Dataset items
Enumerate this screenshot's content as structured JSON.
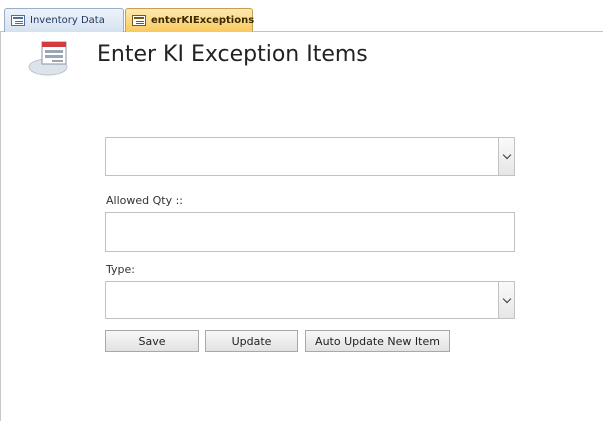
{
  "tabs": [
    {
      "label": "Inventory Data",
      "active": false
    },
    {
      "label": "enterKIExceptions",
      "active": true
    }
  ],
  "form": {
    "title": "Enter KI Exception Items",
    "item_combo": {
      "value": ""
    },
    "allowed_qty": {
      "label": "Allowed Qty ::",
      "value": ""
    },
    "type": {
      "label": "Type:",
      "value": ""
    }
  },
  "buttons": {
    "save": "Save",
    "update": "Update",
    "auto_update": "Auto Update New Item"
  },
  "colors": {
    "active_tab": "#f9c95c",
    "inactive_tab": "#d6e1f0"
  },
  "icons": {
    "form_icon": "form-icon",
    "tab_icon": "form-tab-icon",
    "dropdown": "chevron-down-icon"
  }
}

• _Instruction_
What is the number of lines in the data above that include the word "label"? Answer with that number only.

• _Task output_
4